GOAL:
Exactly as written, print each record in the listing.

RECORD SET:
■ ■ ■ ■ ■ ■ ■

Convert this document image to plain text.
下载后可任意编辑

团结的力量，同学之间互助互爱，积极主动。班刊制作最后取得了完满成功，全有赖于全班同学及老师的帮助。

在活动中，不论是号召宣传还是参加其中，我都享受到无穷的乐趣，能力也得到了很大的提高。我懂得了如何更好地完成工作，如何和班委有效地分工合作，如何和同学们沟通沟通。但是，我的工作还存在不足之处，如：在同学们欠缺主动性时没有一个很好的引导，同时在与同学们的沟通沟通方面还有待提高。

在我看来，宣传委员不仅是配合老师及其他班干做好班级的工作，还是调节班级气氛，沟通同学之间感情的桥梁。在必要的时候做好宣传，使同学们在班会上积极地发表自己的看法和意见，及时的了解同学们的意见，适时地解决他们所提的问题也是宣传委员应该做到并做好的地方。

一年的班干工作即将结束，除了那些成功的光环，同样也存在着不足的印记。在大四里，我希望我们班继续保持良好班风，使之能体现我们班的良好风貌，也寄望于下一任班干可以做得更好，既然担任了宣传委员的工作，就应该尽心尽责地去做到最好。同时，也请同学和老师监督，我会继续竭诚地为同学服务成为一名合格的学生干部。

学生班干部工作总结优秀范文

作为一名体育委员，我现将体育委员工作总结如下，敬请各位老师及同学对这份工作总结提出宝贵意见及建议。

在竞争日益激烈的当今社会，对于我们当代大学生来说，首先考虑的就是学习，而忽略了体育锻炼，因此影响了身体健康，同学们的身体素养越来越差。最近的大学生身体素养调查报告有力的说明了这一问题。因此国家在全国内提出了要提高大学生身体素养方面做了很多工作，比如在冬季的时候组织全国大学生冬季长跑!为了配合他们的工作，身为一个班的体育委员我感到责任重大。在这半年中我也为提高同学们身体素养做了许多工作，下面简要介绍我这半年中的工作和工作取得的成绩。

■ ■ ■ ■ ■ ■ ■

TASK RESPONSE:
Convert this document image to plain text.
下载后可任意编辑

团结的力量，同学之间互助互爱，积极主动。班刊制作最后取得了完满成功，全有赖于全班同学及老师的帮助。

在活动中，不论是号召宣传还是参加其中，我都享受到无穷的乐趣，能力也得到了很大的提高。我懂得了如何更好地完成工作，如何和班委有效地分工合作，如何和同学们沟通沟通。但是，我的工作还存在不足之处，如：在同学们欠缺主动性时没有一个很好的引导，同时在与同学们的沟通沟通方面还有待提高。

在我看来，宣传委员不仅是配合老师及其他班干做好班级的工作，还是调节班级气氛，沟通同学之间感情的桥梁。在必要的时候做好宣传，使同学们在班会上积极地发表自己的看法和意见，及时的了解同学们的意见，适时地解决他们所提的问题也是宣传委员应该做到并做好的地方。

一年的班干工作即将结束，除了那些成功的光环，同样也存在着不足的印记。在大四里，我希望我们班继续保持良好班风，使之能体现我们班的良好风貌，也寄望于下一任班干可以做得更好，既然担任了宣传委员的工作，就应该尽心尽责地去做到最好。同时，也请同学和老师监督，我会继续竭诚地为同学服务成为一名合格的学生干部。

学生班干部工作总结优秀范文

作为一名体育委员，我现将体育委员工作总结如下，敬请各位老师及同学对这份工作总结提出宝贵意见及建议。

在竞争日益激烈的当今社会，对于我们当代大学生来说，首先考虑的就是学习，而忽略了体育锻炼，因此影响了身体健康，同学们的身体素养越来越差。最近的大学生身体素养调查报告有力的说明了这一问题。因此国家在全国内提出了要提高大学生身体素养方面做了很多工作，比如在冬季的时候组织全国大学生冬季长跑!为了配合他们的工作，身为一个班的体育委员我感到责任重大。在这半年中我也为提高同学们身体素养做了许多工作，下面简要介绍我这半年中的工作和工作取得的成绩。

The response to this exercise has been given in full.